Collected data entries:
- - - - - - -
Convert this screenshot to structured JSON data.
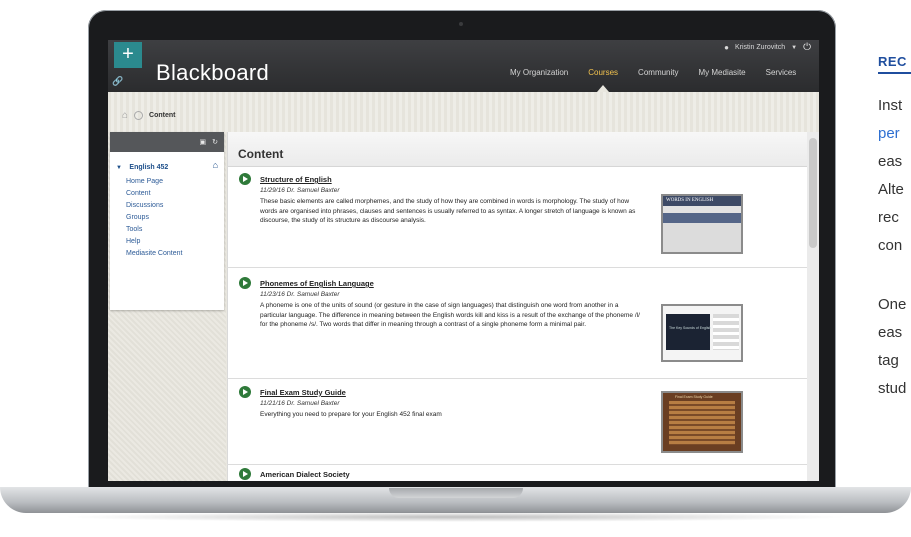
{
  "header": {
    "brand": "Blackboard",
    "user_name": "Kristin Zurovitch",
    "nav": [
      "My Organization",
      "Courses",
      "Community",
      "My Mediasite",
      "Services"
    ],
    "active_nav": "Courses"
  },
  "breadcrumb": {
    "current": "Content"
  },
  "sidebar": {
    "course": "English 452",
    "items": [
      "Home Page",
      "Content",
      "Discussions",
      "Groups",
      "Tools",
      "Help",
      "Mediasite Content"
    ]
  },
  "content": {
    "title": "Content",
    "items": [
      {
        "title": "Structure of English",
        "meta": "11/29/16  Dr. Samuel Baxter",
        "description": "These basic elements are called morphemes, and the study of how they are combined in words is morphology. The study of how words are organised into phrases, clauses and sentences is usually referred to as syntax. A longer stretch of language is known as discourse, the study of its structure as discourse analysis.",
        "thumbnail_caption": "WORDS IN ENGLISH"
      },
      {
        "title": "Phonemes of English Language",
        "meta": "11/23/16  Dr. Samuel Baxter",
        "description": "A phoneme is one of the units of sound (or gesture in the case of sign languages) that distinguish one word from another in a particular language. The difference in meaning between the English words kill and kiss is a result of the exchange of the phoneme /l/ for the phoneme /s/. Two words that differ in meaning through a contrast of a single phoneme form a minimal pair.",
        "thumbnail_caption": "The Key Sounds of English"
      },
      {
        "title": "Final Exam Study Guide",
        "meta": "11/21/16  Dr. Samuel Baxter",
        "description": "Everything you need to prepare for your English 452 final exam",
        "thumbnail_caption": "Final Exam Study Guide"
      },
      {
        "title": "American Dialect Society"
      }
    ]
  },
  "marketing": {
    "heading": "REC",
    "lines": [
      "Inst",
      "per",
      "eas",
      "Alte",
      "rec",
      "con"
    ],
    "lines2": [
      "One",
      "eas",
      "tag",
      "stud"
    ]
  },
  "colors": {
    "brand_teal": "#2b8a8e",
    "active_nav": "#f2c24e",
    "link_blue": "#1d4f8a",
    "play_green": "#2f7a3a",
    "heading_blue": "#1f4e9e"
  }
}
- - - - - - -
Repeat the records above verbatim, with no pictures in the result.

• RESULT:
Convert this screenshot to structured JSON data.
{
  "header": {
    "brand": "Blackboard",
    "user_name": "Kristin Zurovitch",
    "nav": [
      "My Organization",
      "Courses",
      "Community",
      "My Mediasite",
      "Services"
    ],
    "active_nav": "Courses"
  },
  "breadcrumb": {
    "current": "Content"
  },
  "sidebar": {
    "course": "English 452",
    "items": [
      "Home Page",
      "Content",
      "Discussions",
      "Groups",
      "Tools",
      "Help",
      "Mediasite Content"
    ]
  },
  "content": {
    "title": "Content",
    "items": [
      {
        "title": "Structure of English",
        "meta": "11/29/16  Dr. Samuel Baxter",
        "description": "These basic elements are called morphemes, and the study of how they are combined in words is morphology. The study of how words are organised into phrases, clauses and sentences is usually referred to as syntax. A longer stretch of language is known as discourse, the study of its structure as discourse analysis.",
        "thumbnail_caption": "WORDS IN ENGLISH"
      },
      {
        "title": "Phonemes of English Language",
        "meta": "11/23/16  Dr. Samuel Baxter",
        "description": "A phoneme is one of the units of sound (or gesture in the case of sign languages) that distinguish one word from another in a particular language. The difference in meaning between the English words kill and kiss is a result of the exchange of the phoneme /l/ for the phoneme /s/. Two words that differ in meaning through a contrast of a single phoneme form a minimal pair.",
        "thumbnail_caption": "The Key Sounds of English"
      },
      {
        "title": "Final Exam Study Guide",
        "meta": "11/21/16  Dr. Samuel Baxter",
        "description": "Everything you need to prepare for your English 452 final exam",
        "thumbnail_caption": "Final Exam Study Guide"
      },
      {
        "title": "American Dialect Society"
      }
    ]
  },
  "marketing": {
    "heading": "REC",
    "lines": [
      "Inst",
      "per",
      "eas",
      "Alte",
      "rec",
      "con"
    ],
    "lines2": [
      "One",
      "eas",
      "tag",
      "stud"
    ]
  },
  "colors": {
    "brand_teal": "#2b8a8e",
    "active_nav": "#f2c24e",
    "link_blue": "#1d4f8a",
    "play_green": "#2f7a3a",
    "heading_blue": "#1f4e9e"
  }
}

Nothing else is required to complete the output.